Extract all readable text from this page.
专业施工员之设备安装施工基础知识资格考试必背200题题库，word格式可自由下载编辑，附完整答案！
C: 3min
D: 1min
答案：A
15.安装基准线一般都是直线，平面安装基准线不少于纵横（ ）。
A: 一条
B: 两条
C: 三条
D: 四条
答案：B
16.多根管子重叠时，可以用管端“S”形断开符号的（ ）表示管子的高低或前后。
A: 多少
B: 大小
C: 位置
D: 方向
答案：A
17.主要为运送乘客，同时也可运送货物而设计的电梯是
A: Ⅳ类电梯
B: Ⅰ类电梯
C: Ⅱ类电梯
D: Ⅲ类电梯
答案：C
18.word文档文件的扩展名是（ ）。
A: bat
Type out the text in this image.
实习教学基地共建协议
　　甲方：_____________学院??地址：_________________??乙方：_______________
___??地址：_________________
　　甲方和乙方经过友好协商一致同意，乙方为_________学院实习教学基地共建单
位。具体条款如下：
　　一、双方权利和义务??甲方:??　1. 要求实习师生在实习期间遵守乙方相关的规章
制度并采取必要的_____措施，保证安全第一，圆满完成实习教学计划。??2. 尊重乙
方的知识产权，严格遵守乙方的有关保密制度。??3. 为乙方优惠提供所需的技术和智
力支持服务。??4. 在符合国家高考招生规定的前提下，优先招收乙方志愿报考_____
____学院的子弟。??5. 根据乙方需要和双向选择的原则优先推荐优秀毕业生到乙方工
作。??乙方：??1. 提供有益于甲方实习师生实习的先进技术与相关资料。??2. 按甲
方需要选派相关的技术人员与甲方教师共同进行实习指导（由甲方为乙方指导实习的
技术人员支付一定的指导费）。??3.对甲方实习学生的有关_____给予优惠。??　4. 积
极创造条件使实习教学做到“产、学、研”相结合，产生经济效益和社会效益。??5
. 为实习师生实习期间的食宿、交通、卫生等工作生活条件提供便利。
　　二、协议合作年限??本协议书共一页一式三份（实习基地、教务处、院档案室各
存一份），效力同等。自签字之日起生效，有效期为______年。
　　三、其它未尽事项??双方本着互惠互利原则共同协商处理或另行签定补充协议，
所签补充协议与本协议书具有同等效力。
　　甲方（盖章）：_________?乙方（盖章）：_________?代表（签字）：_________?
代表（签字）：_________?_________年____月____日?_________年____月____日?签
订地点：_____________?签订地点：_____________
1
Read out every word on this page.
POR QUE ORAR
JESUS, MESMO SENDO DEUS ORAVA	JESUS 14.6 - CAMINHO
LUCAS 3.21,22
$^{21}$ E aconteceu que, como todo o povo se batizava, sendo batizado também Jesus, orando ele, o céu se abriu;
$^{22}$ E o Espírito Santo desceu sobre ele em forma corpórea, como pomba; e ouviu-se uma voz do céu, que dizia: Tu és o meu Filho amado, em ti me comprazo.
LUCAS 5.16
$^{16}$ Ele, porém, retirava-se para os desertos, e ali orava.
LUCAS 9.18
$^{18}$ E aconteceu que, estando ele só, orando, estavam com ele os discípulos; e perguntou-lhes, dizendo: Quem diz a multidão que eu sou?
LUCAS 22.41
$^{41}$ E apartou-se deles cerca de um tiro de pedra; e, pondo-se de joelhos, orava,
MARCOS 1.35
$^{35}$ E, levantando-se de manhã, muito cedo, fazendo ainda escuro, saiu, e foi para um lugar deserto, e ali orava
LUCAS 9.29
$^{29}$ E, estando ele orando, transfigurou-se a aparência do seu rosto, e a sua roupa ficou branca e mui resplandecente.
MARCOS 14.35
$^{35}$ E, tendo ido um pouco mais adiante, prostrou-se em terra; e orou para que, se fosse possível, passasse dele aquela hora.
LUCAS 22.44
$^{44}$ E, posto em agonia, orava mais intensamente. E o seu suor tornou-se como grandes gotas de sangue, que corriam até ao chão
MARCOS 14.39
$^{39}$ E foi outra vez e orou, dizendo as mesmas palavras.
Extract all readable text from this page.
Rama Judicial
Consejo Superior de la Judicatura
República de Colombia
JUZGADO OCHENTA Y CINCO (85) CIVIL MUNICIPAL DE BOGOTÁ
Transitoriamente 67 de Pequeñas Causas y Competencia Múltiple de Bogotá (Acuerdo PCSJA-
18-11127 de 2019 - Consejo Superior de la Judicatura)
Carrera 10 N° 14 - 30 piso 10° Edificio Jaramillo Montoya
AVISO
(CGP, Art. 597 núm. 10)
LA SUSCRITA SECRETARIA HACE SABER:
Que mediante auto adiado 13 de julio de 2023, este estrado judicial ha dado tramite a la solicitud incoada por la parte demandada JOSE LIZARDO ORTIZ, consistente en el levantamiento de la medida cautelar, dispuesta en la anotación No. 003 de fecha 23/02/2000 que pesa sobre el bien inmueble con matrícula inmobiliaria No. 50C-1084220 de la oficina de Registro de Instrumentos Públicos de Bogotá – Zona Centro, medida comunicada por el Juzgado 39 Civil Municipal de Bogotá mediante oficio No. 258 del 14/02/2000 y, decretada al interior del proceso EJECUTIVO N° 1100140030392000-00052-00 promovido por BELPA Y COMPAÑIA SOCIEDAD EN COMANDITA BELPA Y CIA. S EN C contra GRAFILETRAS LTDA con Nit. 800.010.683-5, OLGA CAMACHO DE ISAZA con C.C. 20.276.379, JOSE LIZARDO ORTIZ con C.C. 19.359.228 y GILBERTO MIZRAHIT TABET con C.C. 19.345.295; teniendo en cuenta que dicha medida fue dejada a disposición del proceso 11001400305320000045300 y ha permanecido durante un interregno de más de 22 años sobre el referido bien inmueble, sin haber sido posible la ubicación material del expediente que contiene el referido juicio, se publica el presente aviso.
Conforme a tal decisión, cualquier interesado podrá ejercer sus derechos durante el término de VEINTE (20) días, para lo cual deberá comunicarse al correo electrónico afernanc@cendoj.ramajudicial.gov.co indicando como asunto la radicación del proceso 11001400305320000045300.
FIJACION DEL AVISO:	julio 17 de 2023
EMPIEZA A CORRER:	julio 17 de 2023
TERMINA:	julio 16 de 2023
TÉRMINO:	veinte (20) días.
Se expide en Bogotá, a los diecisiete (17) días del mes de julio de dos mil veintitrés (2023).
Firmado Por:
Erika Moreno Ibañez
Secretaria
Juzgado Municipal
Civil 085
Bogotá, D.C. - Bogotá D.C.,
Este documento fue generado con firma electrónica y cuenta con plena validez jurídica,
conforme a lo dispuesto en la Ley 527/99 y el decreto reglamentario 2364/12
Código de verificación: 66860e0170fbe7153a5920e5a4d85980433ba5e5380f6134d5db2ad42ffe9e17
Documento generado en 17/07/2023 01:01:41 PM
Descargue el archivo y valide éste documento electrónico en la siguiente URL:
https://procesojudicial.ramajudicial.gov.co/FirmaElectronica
= = = = = = =
Show each line of the listing that holds the string "días".

Conforme a tal decisión, cualquier interesado podrá ejercer sus derechos durante el término de VEINTE (20) días, para lo cual deberá comunicarse al correo electrónico afernanc@cendoj.ramajudicial.gov.co indicando como asunto la radicación del proceso 11001400305320000045300.
TÉRMINO:	veinte (20) días.
Se expide en Bogotá, a los diecisiete (17) días del mes de julio de dos mil veintitrés (2023).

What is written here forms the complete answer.